- **Assignment**
Continue the text below on eggs and cholesterol, starting after its last sentence; the items that follow it are not part of it.

- **Page extract**

In addition to differences in genetics and health, the study did not account for other foods eaten alongside eggs, which can make a big difference in cholesterol levels. The saturated fats contained in foods like butter, coconut oil, bacon, and muffins — all standard breakfast fare — get converted to cholesterol by the liver. So if study participants ate eggs with foods high in saturated fat, this would also raise blood cholesterol levels.  

Health professionals still agree more research is needed to understand why some groups of people are more likely to have increased cholesterol levels from eating eggs. The authors also make it clear that eggs still have important nutritional value. The study is not advising that people just walk away from eggs. 

So how many eggs can you eat daily?

How many eggs can I eat a day — it’s a common question, and most health professionals agree that 1 egg a day is fine. However, if you have a family history of heart disease or have diabetes, you may want to cut back on egg consumption.

If, however, you have diabetes, high cholesterol levels, or a family history of heart disease, you might want to consider eating less than 1.5 eggs per day.

- **Data listing**
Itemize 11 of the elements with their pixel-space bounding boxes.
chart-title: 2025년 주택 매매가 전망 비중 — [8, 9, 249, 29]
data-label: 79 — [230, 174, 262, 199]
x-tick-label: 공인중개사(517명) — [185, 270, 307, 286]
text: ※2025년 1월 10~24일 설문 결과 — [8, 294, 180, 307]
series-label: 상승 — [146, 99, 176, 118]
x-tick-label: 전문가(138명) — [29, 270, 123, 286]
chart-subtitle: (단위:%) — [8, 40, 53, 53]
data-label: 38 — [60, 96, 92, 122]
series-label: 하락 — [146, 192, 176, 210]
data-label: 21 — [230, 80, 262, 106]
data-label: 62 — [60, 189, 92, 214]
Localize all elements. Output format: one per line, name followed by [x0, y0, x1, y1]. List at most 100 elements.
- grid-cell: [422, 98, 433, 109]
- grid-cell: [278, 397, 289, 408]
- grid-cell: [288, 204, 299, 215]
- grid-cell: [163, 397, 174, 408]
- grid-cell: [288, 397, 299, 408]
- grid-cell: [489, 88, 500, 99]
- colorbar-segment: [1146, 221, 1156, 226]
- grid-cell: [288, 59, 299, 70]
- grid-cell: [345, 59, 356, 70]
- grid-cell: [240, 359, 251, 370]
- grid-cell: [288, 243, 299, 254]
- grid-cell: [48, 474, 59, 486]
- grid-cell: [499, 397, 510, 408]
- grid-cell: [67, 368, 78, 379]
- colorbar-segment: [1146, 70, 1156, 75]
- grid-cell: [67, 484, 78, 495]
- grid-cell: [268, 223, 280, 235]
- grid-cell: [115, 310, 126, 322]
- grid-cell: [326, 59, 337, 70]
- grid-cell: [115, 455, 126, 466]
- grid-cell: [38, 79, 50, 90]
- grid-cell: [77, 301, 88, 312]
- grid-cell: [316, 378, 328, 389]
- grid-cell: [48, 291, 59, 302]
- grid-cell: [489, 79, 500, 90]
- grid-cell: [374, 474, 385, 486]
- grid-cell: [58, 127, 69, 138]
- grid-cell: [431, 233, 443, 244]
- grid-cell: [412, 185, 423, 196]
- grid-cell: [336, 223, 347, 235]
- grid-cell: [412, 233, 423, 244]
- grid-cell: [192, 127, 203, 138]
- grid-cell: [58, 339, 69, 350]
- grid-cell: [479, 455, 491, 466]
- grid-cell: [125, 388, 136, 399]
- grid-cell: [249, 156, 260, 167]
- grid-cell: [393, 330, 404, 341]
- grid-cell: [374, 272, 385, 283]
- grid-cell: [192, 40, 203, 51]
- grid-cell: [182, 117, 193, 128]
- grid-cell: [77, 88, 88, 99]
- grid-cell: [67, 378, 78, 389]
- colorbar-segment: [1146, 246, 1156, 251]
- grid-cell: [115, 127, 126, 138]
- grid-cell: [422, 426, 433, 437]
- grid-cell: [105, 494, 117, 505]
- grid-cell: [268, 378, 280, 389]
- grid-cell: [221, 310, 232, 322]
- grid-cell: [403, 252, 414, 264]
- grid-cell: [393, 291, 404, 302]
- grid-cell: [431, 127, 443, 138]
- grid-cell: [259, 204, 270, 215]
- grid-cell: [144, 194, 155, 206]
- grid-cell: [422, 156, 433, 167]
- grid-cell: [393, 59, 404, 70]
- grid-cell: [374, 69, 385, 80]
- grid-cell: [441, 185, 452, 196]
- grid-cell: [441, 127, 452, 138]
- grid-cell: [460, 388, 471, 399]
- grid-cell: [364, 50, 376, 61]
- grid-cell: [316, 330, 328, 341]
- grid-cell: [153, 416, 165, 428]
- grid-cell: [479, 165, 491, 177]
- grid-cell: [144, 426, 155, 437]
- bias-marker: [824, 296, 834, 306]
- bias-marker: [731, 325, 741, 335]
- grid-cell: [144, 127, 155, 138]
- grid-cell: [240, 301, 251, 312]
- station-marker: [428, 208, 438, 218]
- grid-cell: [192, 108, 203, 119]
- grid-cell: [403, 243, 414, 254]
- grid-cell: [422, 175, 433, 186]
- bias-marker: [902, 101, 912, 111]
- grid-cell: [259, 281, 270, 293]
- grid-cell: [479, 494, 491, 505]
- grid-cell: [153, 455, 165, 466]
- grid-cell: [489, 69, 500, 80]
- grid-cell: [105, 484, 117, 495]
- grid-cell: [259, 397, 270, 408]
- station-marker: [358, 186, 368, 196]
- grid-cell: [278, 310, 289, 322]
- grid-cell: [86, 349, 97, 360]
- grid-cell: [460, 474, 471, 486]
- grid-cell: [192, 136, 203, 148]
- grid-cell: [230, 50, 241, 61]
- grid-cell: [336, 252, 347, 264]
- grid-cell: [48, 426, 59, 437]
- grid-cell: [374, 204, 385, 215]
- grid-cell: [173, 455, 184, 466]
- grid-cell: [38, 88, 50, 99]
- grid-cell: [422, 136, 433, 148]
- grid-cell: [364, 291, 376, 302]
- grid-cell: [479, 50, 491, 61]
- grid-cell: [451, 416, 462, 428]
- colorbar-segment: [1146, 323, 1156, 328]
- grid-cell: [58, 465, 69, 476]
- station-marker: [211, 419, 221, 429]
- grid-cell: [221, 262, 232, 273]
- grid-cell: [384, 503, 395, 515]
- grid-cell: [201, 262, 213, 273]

- **Response area**
Although science has debated whether eggs are bad for cholesterol for decades, researchers and professionals today generally agree that eating 1 egg a day can provide many nutritional benefits. If, however, you have diabetes, high cholesterol levels, or a family history of heart disease, you might want to consider eating less than 1.5 eggs per day. It may be best to limit your egg consumption to 3–4 eggs per week. 

Unless health conditions dictate otherwise, certain groups of people probably shouldn’t cut out eggs. Pregnant women and those with low levels of choline and vitamin D, in particular, can benefit from eating eggs. They can also find ways to include other sources of the essential nutrients found in eggs into their diets, such as fatty fish and beef liver.  

What kind of egg is the healthiest?

Not all eggs are created equal. Living conditions for chickens play a significant role in the health benefits of their eggs. But what about the way the egg is cooked? Does that matter? Are hard-boiled eggs good for you? What about poached or scrambled?

Eggs that are pasture-raised, as opposed to those from factory farms, are significantly more nutritious. Pasture-raised eggs contain significantly higher levels of vitamin E, vitamin A, beta-carotene, biotin, and omega-3 fatty acids. What’s more, pasture-raised eggs have less saturated fat and cholesterol than factory farmed eggs. In fact, the cholesterol in a pasture-raised egg is only 277 milligrams, as opposed to the 423 milligrams found in a conventional egg. They cost more, but eating pasture-raised eggs is healthier in terms of both their nutrient profile and their cholesterol levels.  

Pasture-raised eggs have less saturated fat and cholesterol than factory farmed eggs. In fact, the cholesterol in a pasture-raised egg is only 277 milligrams, as opposed to the 423 mg found in a conventional egg.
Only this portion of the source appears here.